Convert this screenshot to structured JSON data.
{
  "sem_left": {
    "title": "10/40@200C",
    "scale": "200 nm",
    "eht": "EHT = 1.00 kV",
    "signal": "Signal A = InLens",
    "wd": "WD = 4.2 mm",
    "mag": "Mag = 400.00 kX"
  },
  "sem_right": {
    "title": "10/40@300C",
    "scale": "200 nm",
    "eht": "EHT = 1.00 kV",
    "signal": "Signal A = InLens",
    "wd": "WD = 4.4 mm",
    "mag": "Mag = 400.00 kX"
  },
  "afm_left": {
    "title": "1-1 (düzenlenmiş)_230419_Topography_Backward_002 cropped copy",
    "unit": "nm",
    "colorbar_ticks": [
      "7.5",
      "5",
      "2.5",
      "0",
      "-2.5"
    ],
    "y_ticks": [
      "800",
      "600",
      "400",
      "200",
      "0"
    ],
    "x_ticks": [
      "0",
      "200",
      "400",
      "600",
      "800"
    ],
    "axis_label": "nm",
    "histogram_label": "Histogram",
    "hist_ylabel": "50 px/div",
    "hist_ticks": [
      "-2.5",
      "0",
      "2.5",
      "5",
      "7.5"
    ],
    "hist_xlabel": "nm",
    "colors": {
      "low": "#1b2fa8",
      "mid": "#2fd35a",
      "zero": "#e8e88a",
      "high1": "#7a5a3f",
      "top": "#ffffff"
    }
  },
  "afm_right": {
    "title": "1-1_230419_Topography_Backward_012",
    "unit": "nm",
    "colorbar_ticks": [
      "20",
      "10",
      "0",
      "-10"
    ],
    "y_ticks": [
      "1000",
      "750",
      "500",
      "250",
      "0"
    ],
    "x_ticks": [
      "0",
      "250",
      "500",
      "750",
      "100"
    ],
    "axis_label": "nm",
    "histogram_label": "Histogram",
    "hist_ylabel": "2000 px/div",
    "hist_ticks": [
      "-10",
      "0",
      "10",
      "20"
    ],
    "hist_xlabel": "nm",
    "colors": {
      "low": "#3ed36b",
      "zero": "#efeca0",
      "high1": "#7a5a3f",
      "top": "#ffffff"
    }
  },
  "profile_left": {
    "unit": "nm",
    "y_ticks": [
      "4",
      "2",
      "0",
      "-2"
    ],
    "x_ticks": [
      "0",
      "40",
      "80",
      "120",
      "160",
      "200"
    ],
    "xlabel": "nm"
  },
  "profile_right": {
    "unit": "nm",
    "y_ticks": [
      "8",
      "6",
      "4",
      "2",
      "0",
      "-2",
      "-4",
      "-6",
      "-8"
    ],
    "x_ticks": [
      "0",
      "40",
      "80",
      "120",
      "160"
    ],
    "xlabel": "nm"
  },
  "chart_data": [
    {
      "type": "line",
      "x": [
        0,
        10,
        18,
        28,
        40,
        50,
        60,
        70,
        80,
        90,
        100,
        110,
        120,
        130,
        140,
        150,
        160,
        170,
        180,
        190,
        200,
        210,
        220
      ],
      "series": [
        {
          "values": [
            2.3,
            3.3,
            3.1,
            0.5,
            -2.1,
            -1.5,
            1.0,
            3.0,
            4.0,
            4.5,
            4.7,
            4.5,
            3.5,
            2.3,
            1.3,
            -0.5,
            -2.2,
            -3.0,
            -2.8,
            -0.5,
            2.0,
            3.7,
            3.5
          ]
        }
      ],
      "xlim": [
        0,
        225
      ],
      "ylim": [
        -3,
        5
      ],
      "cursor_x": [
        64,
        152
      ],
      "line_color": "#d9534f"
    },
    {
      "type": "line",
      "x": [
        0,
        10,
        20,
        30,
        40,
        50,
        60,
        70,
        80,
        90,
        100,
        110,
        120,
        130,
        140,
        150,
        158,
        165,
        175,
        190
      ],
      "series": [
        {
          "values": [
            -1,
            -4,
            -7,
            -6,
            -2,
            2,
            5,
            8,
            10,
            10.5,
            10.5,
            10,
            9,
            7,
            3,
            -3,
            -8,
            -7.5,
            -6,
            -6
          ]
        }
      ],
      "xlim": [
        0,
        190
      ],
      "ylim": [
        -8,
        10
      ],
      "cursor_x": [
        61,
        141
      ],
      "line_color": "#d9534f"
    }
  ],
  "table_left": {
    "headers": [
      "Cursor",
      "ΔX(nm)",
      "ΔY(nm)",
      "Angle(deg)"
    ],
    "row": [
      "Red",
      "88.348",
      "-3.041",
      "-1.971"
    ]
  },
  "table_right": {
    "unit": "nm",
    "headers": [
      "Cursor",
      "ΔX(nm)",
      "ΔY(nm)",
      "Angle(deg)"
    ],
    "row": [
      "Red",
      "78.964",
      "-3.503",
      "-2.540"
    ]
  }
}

▸ Task directions: Reproduce each entry from the records above, character for character.

▸ Answer to this task:
Convert this screenshot to structured JSON data.
{
  "sem_left": {
    "title": "10/40@200C",
    "scale": "200 nm",
    "eht": "EHT = 1.00 kV",
    "signal": "Signal A = InLens",
    "wd": "WD = 4.2 mm",
    "mag": "Mag = 400.00 kX"
  },
  "sem_right": {
    "title": "10/40@300C",
    "scale": "200 nm",
    "eht": "EHT = 1.00 kV",
    "signal": "Signal A = InLens",
    "wd": "WD = 4.4 mm",
    "mag": "Mag = 400.00 kX"
  },
  "afm_left": {
    "title": "1-1 (düzenlenmiş)_230419_Topography_Backward_002 cropped copy",
    "unit": "nm",
    "colorbar_ticks": [
      "7.5",
      "5",
      "2.5",
      "0",
      "-2.5"
    ],
    "y_ticks": [
      "800",
      "600",
      "400",
      "200",
      "0"
    ],
    "x_ticks": [
      "0",
      "200",
      "400",
      "600",
      "800"
    ],
    "axis_label": "nm",
    "histogram_label": "Histogram",
    "hist_ylabel": "50 px/div",
    "hist_ticks": [
      "-2.5",
      "0",
      "2.5",
      "5",
      "7.5"
    ],
    "hist_xlabel": "nm",
    "colors": {
      "low": "#1b2fa8",
      "mid": "#2fd35a",
      "zero": "#e8e88a",
      "high1": "#7a5a3f",
      "top": "#ffffff"
    }
  },
  "afm_right": {
    "title": "1-1_230419_Topography_Backward_012",
    "unit": "nm",
    "colorbar_ticks": [
      "20",
      "10",
      "0",
      "-10"
    ],
    "y_ticks": [
      "1000",
      "750",
      "500",
      "250",
      "0"
    ],
    "x_ticks": [
      "0",
      "250",
      "500",
      "750",
      "100"
    ],
    "axis_label": "nm",
    "histogram_label": "Histogram",
    "hist_ylabel": "2000 px/div",
    "hist_ticks": [
      "-10",
      "0",
      "10",
      "20"
    ],
    "hist_xlabel": "nm",
    "colors": {
      "low": "#3ed36b",
      "zero": "#efeca0",
      "high1": "#7a5a3f",
      "top": "#ffffff"
    }
  },
  "profile_left": {
    "unit": "nm",
    "y_ticks": [
      "4",
      "2",
      "0",
      "-2"
    ],
    "x_ticks": [
      "0",
      "40",
      "80",
      "120",
      "160",
      "200"
    ],
    "xlabel": "nm"
  },
  "profile_right": {
    "unit": "nm",
    "y_ticks": [
      "8",
      "6",
      "4",
      "2",
      "0",
      "-2",
      "-4",
      "-6",
      "-8"
    ],
    "x_ticks": [
      "0",
      "40",
      "80",
      "120",
      "160"
    ],
    "xlabel": "nm"
  },
  "chart_data": [
    {
      "type": "line",
      "x": [
        0,
        10,
        18,
        28,
        40,
        50,
        60,
        70,
        80,
        90,
        100,
        110,
        120,
        130,
        140,
        150,
        160,
        170,
        180,
        190,
        200,
        210,
        220
      ],
      "series": [
        {
          "values": [
            2.3,
            3.3,
            3.1,
            0.5,
            -2.1,
            -1.5,
            1.0,
            3.0,
            4.0,
            4.5,
            4.7,
            4.5,
            3.5,
            2.3,
            1.3,
            -0.5,
            -2.2,
            -3.0,
            -2.8,
            -0.5,
            2.0,
            3.7,
            3.5
          ]
        }
      ],
      "xlim": [
        0,
        225
      ],
      "ylim": [
        -3,
        5
      ],
      "cursor_x": [
        64,
        152
      ],
      "line_color": "#d9534f"
    },
    {
      "type": "line",
      "x": [
        0,
        10,
        20,
        30,
        40,
        50,
        60,
        70,
        80,
        90,
        100,
        110,
        120,
        130,
        140,
        150,
        158,
        165,
        175,
        190
      ],
      "series": [
        {
          "values": [
            -1,
            -4,
            -7,
            -6,
            -2,
            2,
            5,
            8,
            10,
            10.5,
            10.5,
            10,
            9,
            7,
            3,
            -3,
            -8,
            -7.5,
            -6,
            -6
          ]
        }
      ],
      "xlim": [
        0,
        190
      ],
      "ylim": [
        -8,
        10
      ],
      "cursor_x": [
        61,
        141
      ],
      "line_color": "#d9534f"
    }
  ],
  "table_left": {
    "headers": [
      "Cursor",
      "ΔX(nm)",
      "ΔY(nm)",
      "Angle(deg)"
    ],
    "row": [
      "Red",
      "88.348",
      "-3.041",
      "-1.971"
    ]
  },
  "table_right": {
    "unit": "nm",
    "headers": [
      "Cursor",
      "ΔX(nm)",
      "ΔY(nm)",
      "Angle(deg)"
    ],
    "row": [
      "Red",
      "78.964",
      "-3.503",
      "-2.540"
    ]
  }
}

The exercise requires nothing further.